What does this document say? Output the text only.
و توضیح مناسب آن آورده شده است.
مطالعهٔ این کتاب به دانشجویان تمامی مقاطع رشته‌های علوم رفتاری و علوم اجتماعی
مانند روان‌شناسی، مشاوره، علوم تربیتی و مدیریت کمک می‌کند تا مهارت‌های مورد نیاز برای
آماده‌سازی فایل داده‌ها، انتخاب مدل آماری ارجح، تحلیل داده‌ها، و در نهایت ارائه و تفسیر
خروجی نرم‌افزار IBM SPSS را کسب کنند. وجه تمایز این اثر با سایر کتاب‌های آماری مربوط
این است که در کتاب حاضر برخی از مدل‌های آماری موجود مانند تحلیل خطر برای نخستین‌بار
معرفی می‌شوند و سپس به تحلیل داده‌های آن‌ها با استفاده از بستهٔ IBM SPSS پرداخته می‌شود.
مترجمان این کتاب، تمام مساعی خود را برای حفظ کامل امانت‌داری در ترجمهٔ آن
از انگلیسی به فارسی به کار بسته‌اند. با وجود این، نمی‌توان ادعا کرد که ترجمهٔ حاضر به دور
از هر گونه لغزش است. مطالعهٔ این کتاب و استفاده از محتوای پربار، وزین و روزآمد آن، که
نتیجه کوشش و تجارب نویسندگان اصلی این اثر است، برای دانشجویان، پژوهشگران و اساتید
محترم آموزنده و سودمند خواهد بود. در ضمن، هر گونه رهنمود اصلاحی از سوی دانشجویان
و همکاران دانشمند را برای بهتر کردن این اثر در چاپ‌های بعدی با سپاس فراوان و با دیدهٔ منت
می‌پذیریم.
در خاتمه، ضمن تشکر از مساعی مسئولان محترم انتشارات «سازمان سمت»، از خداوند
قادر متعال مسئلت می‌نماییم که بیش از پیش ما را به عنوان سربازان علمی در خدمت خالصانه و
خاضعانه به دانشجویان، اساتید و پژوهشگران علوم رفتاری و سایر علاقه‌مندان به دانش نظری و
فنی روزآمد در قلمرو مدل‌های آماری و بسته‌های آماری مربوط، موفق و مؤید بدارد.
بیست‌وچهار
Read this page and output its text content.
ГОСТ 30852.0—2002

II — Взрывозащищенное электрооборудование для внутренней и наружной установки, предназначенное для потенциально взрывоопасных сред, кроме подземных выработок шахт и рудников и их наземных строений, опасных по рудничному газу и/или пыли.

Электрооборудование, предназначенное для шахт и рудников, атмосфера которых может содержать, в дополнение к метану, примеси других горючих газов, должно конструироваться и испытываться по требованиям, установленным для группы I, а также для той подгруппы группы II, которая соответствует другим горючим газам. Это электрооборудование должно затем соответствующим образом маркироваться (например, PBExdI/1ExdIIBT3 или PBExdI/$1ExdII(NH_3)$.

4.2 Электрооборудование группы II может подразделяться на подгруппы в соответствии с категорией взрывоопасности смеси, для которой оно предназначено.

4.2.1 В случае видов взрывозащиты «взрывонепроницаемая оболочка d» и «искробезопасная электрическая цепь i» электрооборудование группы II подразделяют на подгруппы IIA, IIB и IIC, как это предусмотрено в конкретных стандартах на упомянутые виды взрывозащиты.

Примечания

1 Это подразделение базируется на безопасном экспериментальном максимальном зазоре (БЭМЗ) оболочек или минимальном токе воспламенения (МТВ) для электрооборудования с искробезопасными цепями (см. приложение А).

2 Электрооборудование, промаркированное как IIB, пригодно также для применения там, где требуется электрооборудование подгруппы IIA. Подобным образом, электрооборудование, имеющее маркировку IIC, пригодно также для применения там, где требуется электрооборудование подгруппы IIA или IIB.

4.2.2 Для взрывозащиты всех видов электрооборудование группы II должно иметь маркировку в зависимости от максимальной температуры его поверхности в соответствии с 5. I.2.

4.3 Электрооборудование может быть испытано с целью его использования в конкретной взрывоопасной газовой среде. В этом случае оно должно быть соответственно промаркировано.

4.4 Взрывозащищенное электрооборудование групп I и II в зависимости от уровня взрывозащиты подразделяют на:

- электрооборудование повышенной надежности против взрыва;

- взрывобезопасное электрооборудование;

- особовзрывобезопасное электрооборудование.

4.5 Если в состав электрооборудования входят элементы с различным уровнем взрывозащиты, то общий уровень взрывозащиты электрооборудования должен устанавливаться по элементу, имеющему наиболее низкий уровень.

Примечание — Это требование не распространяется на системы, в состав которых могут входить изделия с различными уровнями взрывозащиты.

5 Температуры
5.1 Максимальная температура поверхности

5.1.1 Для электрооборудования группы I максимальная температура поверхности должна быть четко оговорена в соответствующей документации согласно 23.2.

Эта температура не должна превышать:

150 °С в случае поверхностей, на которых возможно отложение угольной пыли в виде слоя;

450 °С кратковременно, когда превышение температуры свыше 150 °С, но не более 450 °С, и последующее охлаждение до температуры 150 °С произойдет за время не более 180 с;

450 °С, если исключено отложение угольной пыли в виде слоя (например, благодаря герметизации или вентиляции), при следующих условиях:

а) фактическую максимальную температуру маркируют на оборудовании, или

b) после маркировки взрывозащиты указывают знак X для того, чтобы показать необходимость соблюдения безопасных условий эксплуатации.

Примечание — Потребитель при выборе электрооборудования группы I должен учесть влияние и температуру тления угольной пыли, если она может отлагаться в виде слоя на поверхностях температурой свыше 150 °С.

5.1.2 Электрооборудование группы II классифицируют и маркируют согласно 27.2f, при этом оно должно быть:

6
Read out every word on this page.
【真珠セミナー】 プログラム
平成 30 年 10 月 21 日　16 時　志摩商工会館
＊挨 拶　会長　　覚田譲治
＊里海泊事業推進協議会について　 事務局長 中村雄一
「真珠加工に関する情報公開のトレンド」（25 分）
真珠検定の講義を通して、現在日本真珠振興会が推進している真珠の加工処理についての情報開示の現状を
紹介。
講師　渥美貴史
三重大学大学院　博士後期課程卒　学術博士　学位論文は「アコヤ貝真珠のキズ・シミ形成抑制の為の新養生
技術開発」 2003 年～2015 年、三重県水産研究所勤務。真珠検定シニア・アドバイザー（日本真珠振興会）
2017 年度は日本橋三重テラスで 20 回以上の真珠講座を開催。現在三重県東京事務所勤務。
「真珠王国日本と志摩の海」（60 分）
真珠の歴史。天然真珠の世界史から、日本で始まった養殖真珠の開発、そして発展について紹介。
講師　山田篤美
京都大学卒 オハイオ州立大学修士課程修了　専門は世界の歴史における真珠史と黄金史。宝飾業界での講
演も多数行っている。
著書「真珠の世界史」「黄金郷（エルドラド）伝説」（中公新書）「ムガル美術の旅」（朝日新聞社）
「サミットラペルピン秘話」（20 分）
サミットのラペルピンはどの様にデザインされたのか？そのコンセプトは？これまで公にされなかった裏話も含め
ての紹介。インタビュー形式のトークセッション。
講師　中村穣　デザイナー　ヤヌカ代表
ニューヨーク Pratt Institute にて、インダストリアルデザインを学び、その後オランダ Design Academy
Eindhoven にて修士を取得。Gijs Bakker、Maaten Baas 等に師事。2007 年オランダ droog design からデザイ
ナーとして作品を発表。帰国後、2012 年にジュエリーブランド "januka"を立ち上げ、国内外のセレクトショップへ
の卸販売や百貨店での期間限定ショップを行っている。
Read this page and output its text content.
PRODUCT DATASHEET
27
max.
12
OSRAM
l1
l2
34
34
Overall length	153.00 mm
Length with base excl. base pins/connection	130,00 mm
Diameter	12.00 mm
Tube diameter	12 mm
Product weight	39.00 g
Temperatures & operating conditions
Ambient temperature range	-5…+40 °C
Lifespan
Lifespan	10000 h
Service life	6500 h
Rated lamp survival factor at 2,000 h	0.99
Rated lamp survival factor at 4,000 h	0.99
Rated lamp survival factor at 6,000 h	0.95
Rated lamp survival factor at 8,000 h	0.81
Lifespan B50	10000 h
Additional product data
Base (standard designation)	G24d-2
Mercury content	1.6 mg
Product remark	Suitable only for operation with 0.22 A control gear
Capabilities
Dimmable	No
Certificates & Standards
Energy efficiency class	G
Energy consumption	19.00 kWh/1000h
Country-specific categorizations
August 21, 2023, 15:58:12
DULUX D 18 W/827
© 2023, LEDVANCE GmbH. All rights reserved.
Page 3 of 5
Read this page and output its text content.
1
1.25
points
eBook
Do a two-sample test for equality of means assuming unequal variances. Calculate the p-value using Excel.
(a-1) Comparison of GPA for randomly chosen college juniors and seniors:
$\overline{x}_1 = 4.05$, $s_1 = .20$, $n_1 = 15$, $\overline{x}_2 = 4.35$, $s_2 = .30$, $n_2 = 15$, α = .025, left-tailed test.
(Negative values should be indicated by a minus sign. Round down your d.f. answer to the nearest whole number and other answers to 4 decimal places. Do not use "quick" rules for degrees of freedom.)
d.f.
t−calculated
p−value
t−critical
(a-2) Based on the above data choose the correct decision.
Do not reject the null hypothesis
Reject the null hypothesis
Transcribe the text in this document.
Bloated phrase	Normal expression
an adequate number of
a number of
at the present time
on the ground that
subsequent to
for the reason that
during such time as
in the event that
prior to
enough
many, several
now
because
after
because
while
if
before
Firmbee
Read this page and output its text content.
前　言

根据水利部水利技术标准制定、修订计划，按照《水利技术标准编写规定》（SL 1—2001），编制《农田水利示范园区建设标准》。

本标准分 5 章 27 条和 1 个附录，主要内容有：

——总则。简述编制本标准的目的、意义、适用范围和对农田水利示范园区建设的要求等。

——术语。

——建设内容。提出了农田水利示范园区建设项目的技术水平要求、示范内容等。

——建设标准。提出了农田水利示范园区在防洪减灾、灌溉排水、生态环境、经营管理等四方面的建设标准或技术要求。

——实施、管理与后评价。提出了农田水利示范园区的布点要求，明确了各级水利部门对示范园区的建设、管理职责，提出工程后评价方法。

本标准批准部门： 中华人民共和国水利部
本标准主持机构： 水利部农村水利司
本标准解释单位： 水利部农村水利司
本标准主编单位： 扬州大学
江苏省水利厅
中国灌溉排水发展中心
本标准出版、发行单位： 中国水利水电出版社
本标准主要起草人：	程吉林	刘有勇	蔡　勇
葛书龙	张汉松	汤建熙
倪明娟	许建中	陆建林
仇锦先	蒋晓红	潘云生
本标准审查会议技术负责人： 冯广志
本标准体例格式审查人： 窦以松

■ Task brief: Find the word "only" in the records and pull out each line that has it.

■ Written solution:
What does this document say? Output the text only.
Product remark	Suitable only for operation with 0.22 A control gear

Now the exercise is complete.